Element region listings

********

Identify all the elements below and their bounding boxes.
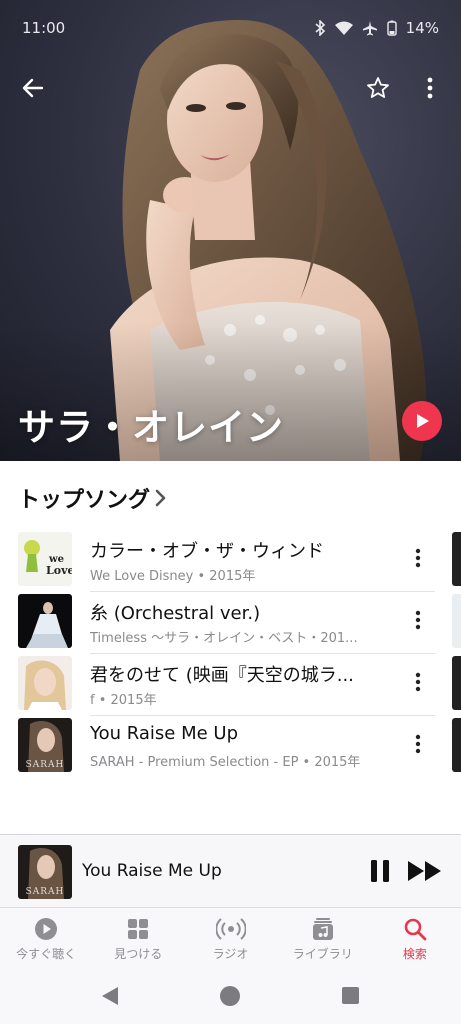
favorite-button[interactable] — [361, 70, 395, 106]
bluetooth-icon — [315, 20, 325, 36]
tab-browse[interactable]: 見つける — [92, 908, 184, 966]
more-options-button[interactable] — [413, 70, 447, 106]
nav-back-icon[interactable] — [100, 986, 120, 1006]
tab-listen-now[interactable]: 今すぐ聴く — [0, 908, 92, 966]
chevron-right-icon — [155, 489, 166, 507]
tab-label: 検索 — [402, 947, 427, 961]
play-circle-icon — [35, 918, 58, 940]
search-icon — [404, 918, 427, 941]
song-row[interactable]: 糸 (Orchestral ver.) Timeless 〜サラ・オレイン・ベス… — [0, 592, 461, 654]
play-artist-button[interactable] — [402, 401, 442, 441]
more-vertical-icon — [415, 548, 421, 568]
artist-name: サラ・オレイン — [18, 406, 284, 449]
song-row[interactable]: we Love カラー・オブ・ザ・ウィンド We Love Disney • 20… — [0, 530, 461, 592]
play-icon — [417, 414, 429, 428]
song-subtitle: f • 2015年 — [90, 693, 157, 708]
album-art-sarah: SARAH — [18, 718, 72, 772]
arrow-left-icon — [22, 78, 44, 98]
next-column-peek — [452, 532, 461, 586]
song-subtitle: We Love Disney • 2015年 — [90, 569, 256, 584]
back-button[interactable] — [16, 70, 50, 106]
grid-icon — [128, 919, 149, 939]
tab-label: ラジオ — [212, 947, 249, 961]
more-vertical-icon — [415, 610, 421, 630]
mini-player[interactable]: SARAH You Raise Me Up — [0, 835, 461, 907]
song-title: 糸 (Orchestral ver.) — [90, 603, 261, 624]
song-more-button[interactable] — [404, 666, 432, 698]
tab-radio[interactable]: ラジオ — [184, 908, 276, 966]
tab-library[interactable]: ライブラリ — [277, 908, 369, 966]
next-track-button[interactable] — [406, 857, 444, 885]
song-title: You Raise Me Up — [90, 723, 238, 744]
song-more-button[interactable] — [404, 728, 432, 760]
fast-forward-icon — [408, 861, 441, 881]
system-nav-bar — [0, 966, 461, 1024]
next-column-peek — [452, 656, 461, 710]
top-songs-list: we Love カラー・オブ・ザ・ウィンド We Love Disney • 20… — [0, 530, 461, 778]
song-title: 君をのせて (映画『天空の城ラ... — [90, 665, 354, 686]
song-more-button[interactable] — [404, 542, 432, 574]
next-column-peek — [452, 718, 461, 772]
tab-search[interactable]: 検索 — [369, 908, 461, 966]
top-songs-title: トップソング — [18, 488, 151, 513]
battery-percent: 14% — [405, 19, 439, 37]
song-subtitle: SARAH - Premium Selection - EP • 2015年 — [90, 755, 361, 770]
battery-icon — [386, 20, 397, 36]
song-subtitle: Timeless 〜サラ・オレイン・ベスト・201... — [90, 631, 358, 646]
now-playing-art: SARAH — [18, 845, 72, 899]
tab-bar: 今すぐ聴く 見つける ラジオ ライブラリ 検索 — [0, 908, 461, 966]
more-vertical-icon — [427, 77, 433, 99]
svg-text:SARAH: SARAH — [26, 760, 65, 770]
star-icon — [367, 77, 389, 98]
song-row[interactable]: 君をのせて (映画『天空の城ラ... f • 2015年 — [0, 654, 461, 716]
library-icon — [312, 918, 333, 940]
more-vertical-icon — [415, 672, 421, 692]
next-column-peek — [452, 594, 461, 648]
song-title: カラー・オブ・ザ・ウィンド — [90, 541, 324, 562]
wifi-icon — [334, 21, 353, 35]
album-art-f — [18, 656, 72, 710]
song-more-button[interactable] — [404, 604, 432, 636]
svg-text:Love: Love — [46, 564, 72, 577]
pause-button[interactable] — [366, 857, 394, 885]
album-art-timeless — [18, 594, 72, 648]
svg-text:SARAH: SARAH — [26, 887, 65, 897]
song-row[interactable]: SARAH You Raise Me Up SARAH - Premium Se… — [0, 716, 461, 778]
nav-home-icon[interactable] — [220, 986, 240, 1006]
tab-label: 見つける — [114, 947, 163, 961]
tab-label: 今すぐ聴く — [16, 947, 77, 961]
artist-hero: 11:00 14% サラ・オレイン — [0, 0, 461, 461]
status-time: 11:00 — [22, 19, 66, 37]
more-vertical-icon — [415, 734, 421, 754]
now-playing-title: You Raise Me Up — [82, 861, 222, 881]
status-bar: 11:00 14% — [0, 0, 461, 56]
radio-icon — [215, 918, 246, 940]
nav-recents-icon[interactable] — [342, 987, 359, 1004]
top-songs-header[interactable]: トップソング — [18, 482, 166, 514]
pause-icon — [371, 860, 389, 882]
airplane-icon — [362, 21, 377, 36]
album-art-we-love-disney: we Love — [18, 532, 72, 586]
tab-label: ライブラリ — [292, 947, 353, 961]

********

* _Set problem_: Reproduce the records above with every occurrence of "song-more-button" changed to "track-menu-button" and everything else left as it is. Leave the pictures out.

* _Response to the task_:
Identify all the elements below and their bounding boxes.
favorite-button[interactable] — [361, 70, 395, 106]
bluetooth-icon — [315, 20, 325, 36]
tab-browse[interactable]: 見つける — [92, 908, 184, 966]
more-options-button[interactable] — [413, 70, 447, 106]
nav-back-icon[interactable] — [100, 986, 120, 1006]
tab-listen-now[interactable]: 今すぐ聴く — [0, 908, 92, 966]
chevron-right-icon — [155, 489, 166, 507]
tab-label: 検索 — [402, 947, 427, 961]
play-circle-icon — [35, 918, 58, 940]
search-icon — [404, 918, 427, 941]
song-row[interactable]: 糸 (Orchestral ver.) Timeless 〜サラ・オレイン・ベス… — [0, 592, 461, 654]
play-artist-button[interactable] — [402, 401, 442, 441]
more-vertical-icon — [415, 548, 421, 568]
artist-name: サラ・オレイン — [18, 406, 284, 449]
song-row[interactable]: we Love カラー・オブ・ザ・ウィンド We Love Disney • 20… — [0, 530, 461, 592]
play-icon — [417, 414, 429, 428]
song-subtitle: f • 2015年 — [90, 693, 157, 708]
album-art-sarah: SARAH — [18, 718, 72, 772]
arrow-left-icon — [22, 78, 44, 98]
next-column-peek — [452, 532, 461, 586]
song-subtitle: We Love Disney • 2015年 — [90, 569, 256, 584]
back-button[interactable] — [16, 70, 50, 106]
grid-icon — [128, 919, 149, 939]
tab-label: ラジオ — [212, 947, 249, 961]
more-vertical-icon — [415, 610, 421, 630]
mini-player[interactable]: SARAH You Raise Me Up — [0, 835, 461, 907]
song-title: 糸 (Orchestral ver.) — [90, 603, 261, 624]
track-menu-button[interactable] — [404, 666, 432, 698]
tab-radio[interactable]: ラジオ — [184, 908, 276, 966]
tab-library[interactable]: ライブラリ — [277, 908, 369, 966]
next-track-button[interactable] — [406, 857, 444, 885]
song-title: You Raise Me Up — [90, 723, 238, 744]
track-menu-button[interactable] — [404, 728, 432, 760]
fast-forward-icon — [408, 861, 441, 881]
system-nav-bar — [0, 966, 461, 1024]
next-column-peek — [452, 656, 461, 710]
top-songs-list: we Love カラー・オブ・ザ・ウィンド We Love Disney • 20… — [0, 530, 461, 778]
song-title: 君をのせて (映画『天空の城ラ... — [90, 665, 354, 686]
track-menu-button[interactable] — [404, 542, 432, 574]
next-column-peek — [452, 718, 461, 772]
tab-search[interactable]: 検索 — [369, 908, 461, 966]
top-songs-title: トップソング — [18, 488, 151, 513]
battery-percent: 14% — [405, 19, 439, 37]
song-subtitle: SARAH - Premium Selection - EP • 2015年 — [90, 755, 361, 770]
battery-icon — [386, 20, 397, 36]
song-subtitle: Timeless 〜サラ・オレイン・ベスト・201... — [90, 631, 358, 646]
now-playing-art: SARAH — [18, 845, 72, 899]
tab-bar: 今すぐ聴く 見つける ラジオ ライブラリ 検索 — [0, 908, 461, 966]
more-vertical-icon — [427, 77, 433, 99]
svg-text:SARAH: SARAH — [26, 760, 65, 770]
star-icon — [367, 77, 389, 98]
song-row[interactable]: 君をのせて (映画『天空の城ラ... f • 2015年 — [0, 654, 461, 716]
library-icon — [312, 918, 333, 940]
more-vertical-icon — [415, 672, 421, 692]
next-column-peek — [452, 594, 461, 648]
song-title: カラー・オブ・ザ・ウィンド — [90, 541, 324, 562]
wifi-icon — [334, 21, 353, 35]
album-art-f — [18, 656, 72, 710]
track-menu-button[interactable] — [404, 604, 432, 636]
svg-text:Love: Love — [46, 564, 72, 577]
pause-button[interactable] — [366, 857, 394, 885]
album-art-timeless — [18, 594, 72, 648]
svg-text:SARAH: SARAH — [26, 887, 65, 897]
song-row[interactable]: SARAH You Raise Me Up SARAH - Premium Se… — [0, 716, 461, 778]
nav-home-icon[interactable] — [220, 986, 240, 1006]
tab-label: 見つける — [114, 947, 163, 961]
tab-label: 今すぐ聴く — [16, 947, 77, 961]
artist-hero: 11:00 14% サラ・オレイン — [0, 0, 461, 461]
status-time: 11:00 — [22, 19, 66, 37]
more-vertical-icon — [415, 734, 421, 754]
now-playing-title: You Raise Me Up — [82, 861, 222, 881]
status-bar: 11:00 14% — [0, 0, 461, 56]
radio-icon — [215, 918, 246, 940]
nav-recents-icon[interactable] — [342, 987, 359, 1004]
top-songs-header[interactable]: トップソング — [18, 482, 166, 514]
pause-icon — [371, 860, 389, 882]
airplane-icon — [362, 21, 377, 36]
album-art-we-love-disney: we Love — [18, 532, 72, 586]
tab-label: ライブラリ — [292, 947, 353, 961]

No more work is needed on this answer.